* [Exercise requirements]: Output every line of the listing below as a JSON list of strings, one string per line, omitting blank lines.

* [Dataset entries]:
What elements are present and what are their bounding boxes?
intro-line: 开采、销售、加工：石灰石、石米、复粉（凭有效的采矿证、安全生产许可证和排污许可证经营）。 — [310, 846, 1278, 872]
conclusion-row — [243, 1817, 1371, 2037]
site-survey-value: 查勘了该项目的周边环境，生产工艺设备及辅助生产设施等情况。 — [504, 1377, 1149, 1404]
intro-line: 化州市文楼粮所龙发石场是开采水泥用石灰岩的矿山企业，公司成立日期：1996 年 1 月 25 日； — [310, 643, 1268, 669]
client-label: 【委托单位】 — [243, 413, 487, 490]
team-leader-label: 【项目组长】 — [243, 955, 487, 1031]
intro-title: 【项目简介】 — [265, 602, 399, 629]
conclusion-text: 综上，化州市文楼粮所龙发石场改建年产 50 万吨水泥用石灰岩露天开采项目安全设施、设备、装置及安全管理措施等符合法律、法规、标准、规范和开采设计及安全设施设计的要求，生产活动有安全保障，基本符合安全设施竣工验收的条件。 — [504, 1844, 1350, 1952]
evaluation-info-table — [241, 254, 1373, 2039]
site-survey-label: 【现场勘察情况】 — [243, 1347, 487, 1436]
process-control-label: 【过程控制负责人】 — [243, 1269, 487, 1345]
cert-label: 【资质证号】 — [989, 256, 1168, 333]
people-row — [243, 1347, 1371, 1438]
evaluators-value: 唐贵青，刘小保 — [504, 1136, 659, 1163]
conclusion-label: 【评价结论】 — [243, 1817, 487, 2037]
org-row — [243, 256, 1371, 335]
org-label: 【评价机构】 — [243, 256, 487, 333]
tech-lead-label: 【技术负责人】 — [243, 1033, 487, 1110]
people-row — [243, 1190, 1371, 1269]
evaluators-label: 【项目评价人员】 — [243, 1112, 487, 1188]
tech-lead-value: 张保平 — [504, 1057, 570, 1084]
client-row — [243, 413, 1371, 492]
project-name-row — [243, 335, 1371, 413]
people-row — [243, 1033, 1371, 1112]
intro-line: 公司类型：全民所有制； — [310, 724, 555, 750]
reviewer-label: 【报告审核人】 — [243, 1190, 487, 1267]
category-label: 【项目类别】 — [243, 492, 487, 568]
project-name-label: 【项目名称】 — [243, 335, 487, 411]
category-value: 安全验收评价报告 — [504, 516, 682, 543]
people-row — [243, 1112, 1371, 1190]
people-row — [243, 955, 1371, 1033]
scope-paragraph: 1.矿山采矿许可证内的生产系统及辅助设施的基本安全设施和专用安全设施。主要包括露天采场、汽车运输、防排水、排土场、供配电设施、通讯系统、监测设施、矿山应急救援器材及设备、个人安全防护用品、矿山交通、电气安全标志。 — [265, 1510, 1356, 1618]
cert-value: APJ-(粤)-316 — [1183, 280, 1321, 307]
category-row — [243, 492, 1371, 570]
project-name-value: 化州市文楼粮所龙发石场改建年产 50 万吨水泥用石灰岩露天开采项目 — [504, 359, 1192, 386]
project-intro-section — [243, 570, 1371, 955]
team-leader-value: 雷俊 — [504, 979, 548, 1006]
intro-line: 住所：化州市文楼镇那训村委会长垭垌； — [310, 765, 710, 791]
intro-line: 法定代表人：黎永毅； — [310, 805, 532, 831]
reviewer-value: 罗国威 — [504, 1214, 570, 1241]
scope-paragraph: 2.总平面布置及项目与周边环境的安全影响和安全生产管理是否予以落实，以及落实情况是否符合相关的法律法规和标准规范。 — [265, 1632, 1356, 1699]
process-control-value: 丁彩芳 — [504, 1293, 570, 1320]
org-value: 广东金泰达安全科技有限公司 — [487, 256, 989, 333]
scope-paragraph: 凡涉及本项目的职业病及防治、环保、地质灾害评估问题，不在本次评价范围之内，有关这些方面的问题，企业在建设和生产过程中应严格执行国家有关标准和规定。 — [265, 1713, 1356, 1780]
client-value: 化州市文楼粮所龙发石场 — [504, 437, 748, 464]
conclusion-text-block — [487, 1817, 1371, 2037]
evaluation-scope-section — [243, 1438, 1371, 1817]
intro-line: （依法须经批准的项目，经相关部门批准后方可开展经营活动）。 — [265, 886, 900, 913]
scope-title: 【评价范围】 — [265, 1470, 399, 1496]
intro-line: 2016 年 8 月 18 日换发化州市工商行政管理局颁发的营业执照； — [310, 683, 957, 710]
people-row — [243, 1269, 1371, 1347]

* [Output for this exercise]:
[
  "What elements are present and what are their bounding boxes?",
  "intro-line: 开采、销售、加工：石灰石、石米、复粉（凭有效的采矿证、安全生产许可证和排污许可证经营）。 — [310, 846, 1278, 872]",
  "conclusion-row — [243, 1817, 1371, 2037]",
  "site-survey-value: 查勘了该项目的周边环境，生产工艺设备及辅助生产设施等情况。 — [504, 1377, 1149, 1404]",
  "intro-line: 化州市文楼粮所龙发石场是开采水泥用石灰岩的矿山企业，公司成立日期：1996 年 1 月 25 日； — [310, 643, 1268, 669]",
  "client-label: 【委托单位】 — [243, 413, 487, 490]",
  "team-leader-label: 【项目组长】 — [243, 955, 487, 1031]",
  "intro-title: 【项目简介】 — [265, 602, 399, 629]",
  "conclusion-text: 综上，化州市文楼粮所龙发石场改建年产 50 万吨水泥用石灰岩露天开采项目安全设施、设备、装置及安全管理措施等符合法律、法规、标准、规范和开采设计及安全设施设计的要求，生产活动有安全保障，基本符合安全设施竣工验收的条件。 — [504, 1844, 1350, 1952]",
  "evaluation-info-table — [241, 254, 1373, 2039]",
  "site-survey-label: 【现场勘察情况】 — [243, 1347, 487, 1436]",
  "process-control-label: 【过程控制负责人】 — [243, 1269, 487, 1345]",
  "cert-label: 【资质证号】 — [989, 256, 1168, 333]",
  "people-row — [243, 1347, 1371, 1438]",
  "evaluators-value: 唐贵青，刘小保 — [504, 1136, 659, 1163]",
  "conclusion-label: 【评价结论】 — [243, 1817, 487, 2037]",
  "org-row — [243, 256, 1371, 335]",
  "org-label: 【评价机构】 — [243, 256, 487, 333]",
  "tech-lead-label: 【技术负责人】 — [243, 1033, 487, 1110]",
  "people-row — [243, 1190, 1371, 1269]",
  "evaluators-label: 【项目评价人员】 — [243, 1112, 487, 1188]",
  "tech-lead-value: 张保平 — [504, 1057, 570, 1084]",
  "client-row — [243, 413, 1371, 492]",
  "project-name-row — [243, 335, 1371, 413]",
  "people-row — [243, 1033, 1371, 1112]",
  "intro-line: 公司类型：全民所有制； — [310, 724, 555, 750]",
  "reviewer-label: 【报告审核人】 — [243, 1190, 487, 1267]",
  "category-label: 【项目类别】 — [243, 492, 487, 568]",
  "project-name-label: 【项目名称】 — [243, 335, 487, 411]",
  "category-value: 安全验收评价报告 — [504, 516, 682, 543]",
  "people-row — [243, 1112, 1371, 1190]",
  "people-row — [243, 955, 1371, 1033]",
  "scope-paragraph: 1.矿山采矿许可证内的生产系统及辅助设施的基本安全设施和专用安全设施。主要包括露天采场、汽车运输、防排水、排土场、供配电设施、通讯系统、监测设施、矿山应急救援器材及设备、个人安全防护用品、矿山交通、电气安全标志。 — [265, 1510, 1356, 1618]",
  "cert-value: APJ-(粤)-316 — [1183, 280, 1321, 307]",
  "category-row — [243, 492, 1371, 570]",
  "project-name-value: 化州市文楼粮所龙发石场改建年产 50 万吨水泥用石灰岩露天开采项目 — [504, 359, 1192, 386]",
  "project-intro-section — [243, 570, 1371, 955]",
  "team-leader-value: 雷俊 — [504, 979, 548, 1006]",
  "intro-line: 住所：化州市文楼镇那训村委会长垭垌； — [310, 765, 710, 791]",
  "intro-line: 法定代表人：黎永毅； — [310, 805, 532, 831]",
  "reviewer-value: 罗国威 — [504, 1214, 570, 1241]",
  "scope-paragraph: 2.总平面布置及项目与周边环境的安全影响和安全生产管理是否予以落实，以及落实情况是否符合相关的法律法规和标准规范。 — [265, 1632, 1356, 1699]",
  "process-control-value: 丁彩芳 — [504, 1293, 570, 1320]",
  "org-value: 广东金泰达安全科技有限公司 — [487, 256, 989, 333]",
  "scope-paragraph: 凡涉及本项目的职业病及防治、环保、地质灾害评估问题，不在本次评价范围之内，有关这些方面的问题，企业在建设和生产过程中应严格执行国家有关标准和规定。 — [265, 1713, 1356, 1780]",
  "client-value: 化州市文楼粮所龙发石场 — [504, 437, 748, 464]",
  "conclusion-text-block — [487, 1817, 1371, 2037]",
  "evaluation-scope-section — [243, 1438, 1371, 1817]",
  "intro-line: （依法须经批准的项目，经相关部门批准后方可开展经营活动）。 — [265, 886, 900, 913]",
  "scope-title: 【评价范围】 — [265, 1470, 399, 1496]",
  "intro-line: 2016 年 8 月 18 日换发化州市工商行政管理局颁发的营业执照； — [310, 683, 957, 710]",
  "people-row — [243, 1269, 1371, 1347]"
]